**** DATASET RECORDS ****

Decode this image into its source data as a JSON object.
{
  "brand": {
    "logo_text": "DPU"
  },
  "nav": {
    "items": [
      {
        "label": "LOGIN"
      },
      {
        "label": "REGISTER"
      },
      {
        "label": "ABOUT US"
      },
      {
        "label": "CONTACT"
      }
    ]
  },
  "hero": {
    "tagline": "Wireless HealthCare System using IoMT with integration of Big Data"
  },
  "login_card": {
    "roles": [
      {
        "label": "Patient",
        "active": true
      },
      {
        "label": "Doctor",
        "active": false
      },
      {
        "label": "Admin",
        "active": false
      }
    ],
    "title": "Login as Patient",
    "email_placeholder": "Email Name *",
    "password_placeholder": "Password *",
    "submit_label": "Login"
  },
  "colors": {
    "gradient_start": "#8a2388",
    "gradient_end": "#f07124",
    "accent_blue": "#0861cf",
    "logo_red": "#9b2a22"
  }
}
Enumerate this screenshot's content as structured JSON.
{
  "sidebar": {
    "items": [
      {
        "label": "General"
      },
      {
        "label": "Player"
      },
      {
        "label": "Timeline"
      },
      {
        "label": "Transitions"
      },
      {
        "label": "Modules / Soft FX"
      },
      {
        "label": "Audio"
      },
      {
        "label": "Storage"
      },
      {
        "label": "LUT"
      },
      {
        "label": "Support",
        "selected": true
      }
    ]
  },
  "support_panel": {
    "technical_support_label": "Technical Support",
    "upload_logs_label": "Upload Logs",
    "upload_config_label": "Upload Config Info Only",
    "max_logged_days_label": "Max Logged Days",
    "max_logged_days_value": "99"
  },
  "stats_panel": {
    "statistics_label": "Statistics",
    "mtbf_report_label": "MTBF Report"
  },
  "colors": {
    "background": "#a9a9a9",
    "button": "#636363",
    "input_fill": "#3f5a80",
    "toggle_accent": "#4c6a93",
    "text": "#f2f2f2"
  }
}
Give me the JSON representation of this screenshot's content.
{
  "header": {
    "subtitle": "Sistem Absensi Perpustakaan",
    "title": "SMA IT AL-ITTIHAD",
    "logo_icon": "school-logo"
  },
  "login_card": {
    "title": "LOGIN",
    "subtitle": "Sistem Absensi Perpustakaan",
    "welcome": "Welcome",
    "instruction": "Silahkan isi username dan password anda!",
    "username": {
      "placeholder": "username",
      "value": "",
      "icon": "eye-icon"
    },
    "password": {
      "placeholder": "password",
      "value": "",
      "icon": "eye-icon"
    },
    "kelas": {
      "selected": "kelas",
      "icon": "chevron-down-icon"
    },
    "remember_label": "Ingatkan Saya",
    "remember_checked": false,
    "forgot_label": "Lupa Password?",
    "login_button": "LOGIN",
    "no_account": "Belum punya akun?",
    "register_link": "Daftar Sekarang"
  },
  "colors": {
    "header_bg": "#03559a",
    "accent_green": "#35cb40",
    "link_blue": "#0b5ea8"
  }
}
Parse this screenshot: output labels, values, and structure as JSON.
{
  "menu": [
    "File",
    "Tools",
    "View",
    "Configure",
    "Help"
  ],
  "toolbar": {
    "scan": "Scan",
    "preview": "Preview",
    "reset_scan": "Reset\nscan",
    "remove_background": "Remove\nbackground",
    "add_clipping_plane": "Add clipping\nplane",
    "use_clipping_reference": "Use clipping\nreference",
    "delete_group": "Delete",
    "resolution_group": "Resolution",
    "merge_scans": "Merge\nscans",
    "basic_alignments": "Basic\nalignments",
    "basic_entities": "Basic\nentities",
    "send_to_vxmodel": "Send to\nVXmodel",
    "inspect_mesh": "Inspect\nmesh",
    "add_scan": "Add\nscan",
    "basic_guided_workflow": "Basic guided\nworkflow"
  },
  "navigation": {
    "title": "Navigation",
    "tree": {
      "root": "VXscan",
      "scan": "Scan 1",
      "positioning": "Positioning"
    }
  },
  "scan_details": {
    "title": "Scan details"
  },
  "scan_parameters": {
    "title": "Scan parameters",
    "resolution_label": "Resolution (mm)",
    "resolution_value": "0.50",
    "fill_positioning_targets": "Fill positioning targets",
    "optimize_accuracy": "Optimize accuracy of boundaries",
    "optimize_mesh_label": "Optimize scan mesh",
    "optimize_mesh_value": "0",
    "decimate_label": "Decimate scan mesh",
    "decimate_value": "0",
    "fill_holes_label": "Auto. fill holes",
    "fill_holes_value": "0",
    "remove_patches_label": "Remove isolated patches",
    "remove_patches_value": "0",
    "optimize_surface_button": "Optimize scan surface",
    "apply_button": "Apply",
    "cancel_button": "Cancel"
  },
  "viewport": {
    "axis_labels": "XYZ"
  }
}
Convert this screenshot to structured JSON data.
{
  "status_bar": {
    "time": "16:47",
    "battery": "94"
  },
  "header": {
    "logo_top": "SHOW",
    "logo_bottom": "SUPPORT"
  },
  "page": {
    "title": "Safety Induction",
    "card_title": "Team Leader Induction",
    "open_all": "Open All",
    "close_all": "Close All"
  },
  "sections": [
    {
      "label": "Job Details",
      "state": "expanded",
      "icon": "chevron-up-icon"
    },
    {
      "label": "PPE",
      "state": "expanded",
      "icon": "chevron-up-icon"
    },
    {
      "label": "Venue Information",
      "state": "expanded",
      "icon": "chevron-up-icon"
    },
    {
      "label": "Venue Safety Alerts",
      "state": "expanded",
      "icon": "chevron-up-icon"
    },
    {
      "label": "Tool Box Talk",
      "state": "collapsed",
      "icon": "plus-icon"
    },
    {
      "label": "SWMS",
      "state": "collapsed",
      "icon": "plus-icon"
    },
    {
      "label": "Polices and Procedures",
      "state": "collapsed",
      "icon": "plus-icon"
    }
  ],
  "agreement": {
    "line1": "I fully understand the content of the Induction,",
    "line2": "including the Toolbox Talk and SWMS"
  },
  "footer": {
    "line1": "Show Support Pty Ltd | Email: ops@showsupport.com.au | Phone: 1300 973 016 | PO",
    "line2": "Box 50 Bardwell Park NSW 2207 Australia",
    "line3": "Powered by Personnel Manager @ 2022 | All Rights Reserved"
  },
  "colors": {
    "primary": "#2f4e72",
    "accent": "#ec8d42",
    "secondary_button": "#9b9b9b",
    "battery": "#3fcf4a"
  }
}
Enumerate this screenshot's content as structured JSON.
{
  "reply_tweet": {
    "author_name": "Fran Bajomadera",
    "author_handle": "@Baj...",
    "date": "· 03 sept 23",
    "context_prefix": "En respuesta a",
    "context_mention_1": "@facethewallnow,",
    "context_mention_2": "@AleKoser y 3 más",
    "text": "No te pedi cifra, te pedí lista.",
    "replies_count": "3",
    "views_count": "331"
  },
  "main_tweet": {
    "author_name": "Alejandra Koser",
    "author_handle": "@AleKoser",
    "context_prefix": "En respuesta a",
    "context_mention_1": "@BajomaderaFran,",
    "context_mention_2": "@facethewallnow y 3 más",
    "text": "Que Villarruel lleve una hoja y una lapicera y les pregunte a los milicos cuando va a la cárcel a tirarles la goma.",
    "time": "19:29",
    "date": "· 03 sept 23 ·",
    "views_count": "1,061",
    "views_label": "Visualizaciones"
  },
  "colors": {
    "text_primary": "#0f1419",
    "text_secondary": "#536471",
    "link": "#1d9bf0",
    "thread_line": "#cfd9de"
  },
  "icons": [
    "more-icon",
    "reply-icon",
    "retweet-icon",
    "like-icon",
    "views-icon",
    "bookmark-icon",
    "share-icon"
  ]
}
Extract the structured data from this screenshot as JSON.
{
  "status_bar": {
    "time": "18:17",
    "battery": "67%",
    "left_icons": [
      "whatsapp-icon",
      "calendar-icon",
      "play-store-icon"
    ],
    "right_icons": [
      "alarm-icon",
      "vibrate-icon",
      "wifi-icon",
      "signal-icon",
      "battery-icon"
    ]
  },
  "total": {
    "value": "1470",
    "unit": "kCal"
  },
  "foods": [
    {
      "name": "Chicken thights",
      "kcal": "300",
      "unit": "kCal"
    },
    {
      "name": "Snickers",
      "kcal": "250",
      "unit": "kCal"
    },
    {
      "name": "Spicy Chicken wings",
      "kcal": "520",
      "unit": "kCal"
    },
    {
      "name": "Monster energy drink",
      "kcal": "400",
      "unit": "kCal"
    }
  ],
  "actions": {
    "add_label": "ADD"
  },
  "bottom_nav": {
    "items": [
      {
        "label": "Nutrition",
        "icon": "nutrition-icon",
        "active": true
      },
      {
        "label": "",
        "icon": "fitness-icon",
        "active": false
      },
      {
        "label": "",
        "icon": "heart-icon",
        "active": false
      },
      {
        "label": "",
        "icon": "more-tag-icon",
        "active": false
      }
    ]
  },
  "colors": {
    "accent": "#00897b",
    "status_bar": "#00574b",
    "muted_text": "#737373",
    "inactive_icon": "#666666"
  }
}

****

#### [DO THIS]
Tally the lines of the listing that include "structured". Reply with nothing but the count.

#### [WRITTEN ANSWER]
4